__Given instruction__.
Copy the lines that follow, keeping every character the same.

__Records for processing__.
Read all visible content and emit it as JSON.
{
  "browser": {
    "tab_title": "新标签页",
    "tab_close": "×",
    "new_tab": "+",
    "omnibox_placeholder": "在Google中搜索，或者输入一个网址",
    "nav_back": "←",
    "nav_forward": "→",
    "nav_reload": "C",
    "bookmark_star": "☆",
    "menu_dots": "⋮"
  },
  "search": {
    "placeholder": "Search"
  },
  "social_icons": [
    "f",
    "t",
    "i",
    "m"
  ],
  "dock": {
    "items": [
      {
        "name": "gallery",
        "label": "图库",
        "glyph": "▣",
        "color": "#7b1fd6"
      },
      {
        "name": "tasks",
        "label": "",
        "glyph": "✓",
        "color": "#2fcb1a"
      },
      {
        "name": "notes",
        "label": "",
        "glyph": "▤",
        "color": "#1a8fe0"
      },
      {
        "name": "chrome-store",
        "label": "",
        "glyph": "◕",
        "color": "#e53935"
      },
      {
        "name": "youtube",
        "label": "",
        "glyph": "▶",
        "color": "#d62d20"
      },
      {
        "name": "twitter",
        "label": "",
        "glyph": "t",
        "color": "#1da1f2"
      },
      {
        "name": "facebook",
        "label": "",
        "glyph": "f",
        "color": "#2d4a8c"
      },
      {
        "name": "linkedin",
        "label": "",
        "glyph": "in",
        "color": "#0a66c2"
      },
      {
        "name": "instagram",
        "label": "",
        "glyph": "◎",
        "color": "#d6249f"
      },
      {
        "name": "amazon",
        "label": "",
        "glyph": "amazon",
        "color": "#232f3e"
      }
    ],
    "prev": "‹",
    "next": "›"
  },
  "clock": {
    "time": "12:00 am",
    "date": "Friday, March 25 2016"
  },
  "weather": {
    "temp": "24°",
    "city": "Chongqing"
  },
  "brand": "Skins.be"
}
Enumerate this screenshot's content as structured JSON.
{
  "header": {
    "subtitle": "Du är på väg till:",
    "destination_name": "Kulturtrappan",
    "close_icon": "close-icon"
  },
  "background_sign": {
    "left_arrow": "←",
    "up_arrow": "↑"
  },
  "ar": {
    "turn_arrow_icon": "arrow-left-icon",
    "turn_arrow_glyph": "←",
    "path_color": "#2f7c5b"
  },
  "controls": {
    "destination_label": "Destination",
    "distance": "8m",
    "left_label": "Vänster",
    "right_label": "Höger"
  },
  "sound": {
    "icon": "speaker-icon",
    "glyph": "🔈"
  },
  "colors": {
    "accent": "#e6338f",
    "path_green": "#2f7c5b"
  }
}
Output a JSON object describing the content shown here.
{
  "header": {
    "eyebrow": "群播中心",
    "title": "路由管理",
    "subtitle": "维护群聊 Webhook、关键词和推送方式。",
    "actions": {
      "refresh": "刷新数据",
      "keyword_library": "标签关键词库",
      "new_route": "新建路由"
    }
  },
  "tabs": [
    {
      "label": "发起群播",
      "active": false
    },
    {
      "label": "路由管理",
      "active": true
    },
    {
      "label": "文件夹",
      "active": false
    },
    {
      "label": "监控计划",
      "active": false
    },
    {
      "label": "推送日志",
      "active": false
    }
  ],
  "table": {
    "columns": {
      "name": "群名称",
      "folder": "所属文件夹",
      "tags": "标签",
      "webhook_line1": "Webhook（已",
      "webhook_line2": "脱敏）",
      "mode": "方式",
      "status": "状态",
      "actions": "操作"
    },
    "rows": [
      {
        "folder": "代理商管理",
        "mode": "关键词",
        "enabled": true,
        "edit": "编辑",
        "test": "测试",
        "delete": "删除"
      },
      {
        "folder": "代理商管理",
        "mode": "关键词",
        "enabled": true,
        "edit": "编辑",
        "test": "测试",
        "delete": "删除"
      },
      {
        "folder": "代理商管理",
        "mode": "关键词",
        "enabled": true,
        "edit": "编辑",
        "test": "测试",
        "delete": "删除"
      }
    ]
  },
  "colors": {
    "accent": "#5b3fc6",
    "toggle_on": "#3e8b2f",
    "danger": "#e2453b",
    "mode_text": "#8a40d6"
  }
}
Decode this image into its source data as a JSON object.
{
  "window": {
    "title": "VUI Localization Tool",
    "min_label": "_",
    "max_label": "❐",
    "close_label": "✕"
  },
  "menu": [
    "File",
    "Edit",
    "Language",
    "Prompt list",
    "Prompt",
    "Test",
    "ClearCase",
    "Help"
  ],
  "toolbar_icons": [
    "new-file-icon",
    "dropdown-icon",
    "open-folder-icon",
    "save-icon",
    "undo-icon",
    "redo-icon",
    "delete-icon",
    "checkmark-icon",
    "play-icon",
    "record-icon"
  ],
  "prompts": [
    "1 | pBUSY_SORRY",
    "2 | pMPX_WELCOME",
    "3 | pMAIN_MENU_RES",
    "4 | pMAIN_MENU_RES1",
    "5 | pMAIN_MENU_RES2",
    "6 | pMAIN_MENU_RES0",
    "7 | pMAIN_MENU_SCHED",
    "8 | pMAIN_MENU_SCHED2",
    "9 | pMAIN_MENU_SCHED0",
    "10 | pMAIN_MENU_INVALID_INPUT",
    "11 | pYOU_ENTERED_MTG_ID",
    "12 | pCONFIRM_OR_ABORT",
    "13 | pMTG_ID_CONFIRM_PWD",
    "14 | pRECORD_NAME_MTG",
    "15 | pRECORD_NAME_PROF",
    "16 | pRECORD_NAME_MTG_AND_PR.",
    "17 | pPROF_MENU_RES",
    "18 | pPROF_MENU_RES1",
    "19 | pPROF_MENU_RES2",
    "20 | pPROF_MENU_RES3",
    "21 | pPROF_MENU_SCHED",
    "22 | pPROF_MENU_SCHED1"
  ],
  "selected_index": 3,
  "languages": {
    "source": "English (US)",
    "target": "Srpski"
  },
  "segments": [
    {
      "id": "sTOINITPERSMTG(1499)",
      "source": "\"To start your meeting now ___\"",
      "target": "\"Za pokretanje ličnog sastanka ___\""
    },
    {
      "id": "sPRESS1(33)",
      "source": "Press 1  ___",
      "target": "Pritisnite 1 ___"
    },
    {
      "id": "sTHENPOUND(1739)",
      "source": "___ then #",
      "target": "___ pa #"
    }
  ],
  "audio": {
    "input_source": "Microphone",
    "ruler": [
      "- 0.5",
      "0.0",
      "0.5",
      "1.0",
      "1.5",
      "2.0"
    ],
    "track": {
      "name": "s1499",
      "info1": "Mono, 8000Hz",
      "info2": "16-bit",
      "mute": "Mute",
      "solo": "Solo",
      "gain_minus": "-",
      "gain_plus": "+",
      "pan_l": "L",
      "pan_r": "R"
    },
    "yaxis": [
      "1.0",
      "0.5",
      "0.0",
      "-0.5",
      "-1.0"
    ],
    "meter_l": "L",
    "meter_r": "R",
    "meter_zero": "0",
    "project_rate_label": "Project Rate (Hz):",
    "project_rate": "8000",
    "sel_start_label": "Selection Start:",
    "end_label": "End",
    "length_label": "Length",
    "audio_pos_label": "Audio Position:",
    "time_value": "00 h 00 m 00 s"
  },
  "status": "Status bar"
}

__The completed task__.
Read all visible content and emit it as JSON.
{
  "browser": {
    "tab_title": "新标签页",
    "tab_close": "×",
    "new_tab": "+",
    "omnibox_placeholder": "在Google中搜索，或者输入一个网址",
    "nav_back": "←",
    "nav_forward": "→",
    "nav_reload": "C",
    "bookmark_star": "☆",
    "menu_dots": "⋮"
  },
  "search": {
    "placeholder": "Search"
  },
  "social_icons": [
    "f",
    "t",
    "i",
    "m"
  ],
  "dock": {
    "items": [
      {
        "name": "gallery",
        "label": "图库",
        "glyph": "▣",
        "color": "#7b1fd6"
      },
      {
        "name": "tasks",
        "label": "",
        "glyph": "✓",
        "color": "#2fcb1a"
      },
      {
        "name": "notes",
        "label": "",
        "glyph": "▤",
        "color": "#1a8fe0"
      },
      {
        "name": "chrome-store",
        "label": "",
        "glyph": "◕",
        "color": "#e53935"
      },
      {
        "name": "youtube",
        "label": "",
        "glyph": "▶",
        "color": "#d62d20"
      },
      {
        "name": "twitter",
        "label": "",
        "glyph": "t",
        "color": "#1da1f2"
      },
      {
        "name": "facebook",
        "label": "",
        "glyph": "f",
        "color": "#2d4a8c"
      },
      {
        "name": "linkedin",
        "label": "",
        "glyph": "in",
        "color": "#0a66c2"
      },
      {
        "name": "instagram",
        "label": "",
        "glyph": "◎",
        "color": "#d6249f"
      },
      {
        "name": "amazon",
        "label": "",
        "glyph": "amazon",
        "color": "#232f3e"
      }
    ],
    "prev": "‹",
    "next": "›"
  },
  "clock": {
    "time": "12:00 am",
    "date": "Friday, March 25 2016"
  },
  "weather": {
    "temp": "24°",
    "city": "Chongqing"
  },
  "brand": "Skins.be"
}
Enumerate this screenshot's content as structured JSON.
{
  "header": {
    "subtitle": "Du är på väg till:",
    "destination_name": "Kulturtrappan",
    "close_icon": "close-icon"
  },
  "background_sign": {
    "left_arrow": "←",
    "up_arrow": "↑"
  },
  "ar": {
    "turn_arrow_icon": "arrow-left-icon",
    "turn_arrow_glyph": "←",
    "path_color": "#2f7c5b"
  },
  "controls": {
    "destination_label": "Destination",
    "distance": "8m",
    "left_label": "Vänster",
    "right_label": "Höger"
  },
  "sound": {
    "icon": "speaker-icon",
    "glyph": "🔈"
  },
  "colors": {
    "accent": "#e6338f",
    "path_green": "#2f7c5b"
  }
}
Output a JSON object describing the content shown here.
{
  "header": {
    "eyebrow": "群播中心",
    "title": "路由管理",
    "subtitle": "维护群聊 Webhook、关键词和推送方式。",
    "actions": {
      "refresh": "刷新数据",
      "keyword_library": "标签关键词库",
      "new_route": "新建路由"
    }
  },
  "tabs": [
    {
      "label": "发起群播",
      "active": false
    },
    {
      "label": "路由管理",
      "active": true
    },
    {
      "label": "文件夹",
      "active": false
    },
    {
      "label": "监控计划",
      "active": false
    },
    {
      "label": "推送日志",
      "active": false
    }
  ],
  "table": {
    "columns": {
      "name": "群名称",
      "folder": "所属文件夹",
      "tags": "标签",
      "webhook_line1": "Webhook（已",
      "webhook_line2": "脱敏）",
      "mode": "方式",
      "status": "状态",
      "actions": "操作"
    },
    "rows": [
      {
        "folder": "代理商管理",
        "mode": "关键词",
        "enabled": true,
        "edit": "编辑",
        "test": "测试",
        "delete": "删除"
      },
      {
        "folder": "代理商管理",
        "mode": "关键词",
        "enabled": true,
        "edit": "编辑",
        "test": "测试",
        "delete": "删除"
      },
      {
        "folder": "代理商管理",
        "mode": "关键词",
        "enabled": true,
        "edit": "编辑",
        "test": "测试",
        "delete": "删除"
      }
    ]
  },
  "colors": {
    "accent": "#5b3fc6",
    "toggle_on": "#3e8b2f",
    "danger": "#e2453b",
    "mode_text": "#8a40d6"
  }
}
Decode this image into its source data as a JSON object.
{
  "window": {
    "title": "VUI Localization Tool",
    "min_label": "_",
    "max_label": "❐",
    "close_label": "✕"
  },
  "menu": [
    "File",
    "Edit",
    "Language",
    "Prompt list",
    "Prompt",
    "Test",
    "ClearCase",
    "Help"
  ],
  "toolbar_icons": [
    "new-file-icon",
    "dropdown-icon",
    "open-folder-icon",
    "save-icon",
    "undo-icon",
    "redo-icon",
    "delete-icon",
    "checkmark-icon",
    "play-icon",
    "record-icon"
  ],
  "prompts": [
    "1 | pBUSY_SORRY",
    "2 | pMPX_WELCOME",
    "3 | pMAIN_MENU_RES",
    "4 | pMAIN_MENU_RES1",
    "5 | pMAIN_MENU_RES2",
    "6 | pMAIN_MENU_RES0",
    "7 | pMAIN_MENU_SCHED",
    "8 | pMAIN_MENU_SCHED2",
    "9 | pMAIN_MENU_SCHED0",
    "10 | pMAIN_MENU_INVALID_INPUT",
    "11 | pYOU_ENTERED_MTG_ID",
    "12 | pCONFIRM_OR_ABORT",
    "13 | pMTG_ID_CONFIRM_PWD",
    "14 | pRECORD_NAME_MTG",
    "15 | pRECORD_NAME_PROF",
    "16 | pRECORD_NAME_MTG_AND_PR.",
    "17 | pPROF_MENU_RES",
    "18 | pPROF_MENU_RES1",
    "19 | pPROF_MENU_RES2",
    "20 | pPROF_MENU_RES3",
    "21 | pPROF_MENU_SCHED",
    "22 | pPROF_MENU_SCHED1"
  ],
  "selected_index": 3,
  "languages": {
    "source": "English (US)",
    "target": "Srpski"
  },
  "segments": [
    {
      "id": "sTOINITPERSMTG(1499)",
      "source": "\"To start your meeting now ___\"",
      "target": "\"Za pokretanje ličnog sastanka ___\""
    },
    {
      "id": "sPRESS1(33)",
      "source": "Press 1  ___",
      "target": "Pritisnite 1 ___"
    },
    {
      "id": "sTHENPOUND(1739)",
      "source": "___ then #",
      "target": "___ pa #"
    }
  ],
  "audio": {
    "input_source": "Microphone",
    "ruler": [
      "- 0.5",
      "0.0",
      "0.5",
      "1.0",
      "1.5",
      "2.0"
    ],
    "track": {
      "name": "s1499",
      "info1": "Mono, 8000Hz",
      "info2": "16-bit",
      "mute": "Mute",
      "solo": "Solo",
      "gain_minus": "-",
      "gain_plus": "+",
      "pan_l": "L",
      "pan_r": "R"
    },
    "yaxis": [
      "1.0",
      "0.5",
      "0.0",
      "-0.5",
      "-1.0"
    ],
    "meter_l": "L",
    "meter_r": "R",
    "meter_zero": "0",
    "project_rate_label": "Project Rate (Hz):",
    "project_rate": "8000",
    "sel_start_label": "Selection Start:",
    "end_label": "End",
    "length_label": "Length",
    "audio_pos_label": "Audio Position:",
    "time_value": "00 h 00 m 00 s"
  },
  "status": "Status bar"
}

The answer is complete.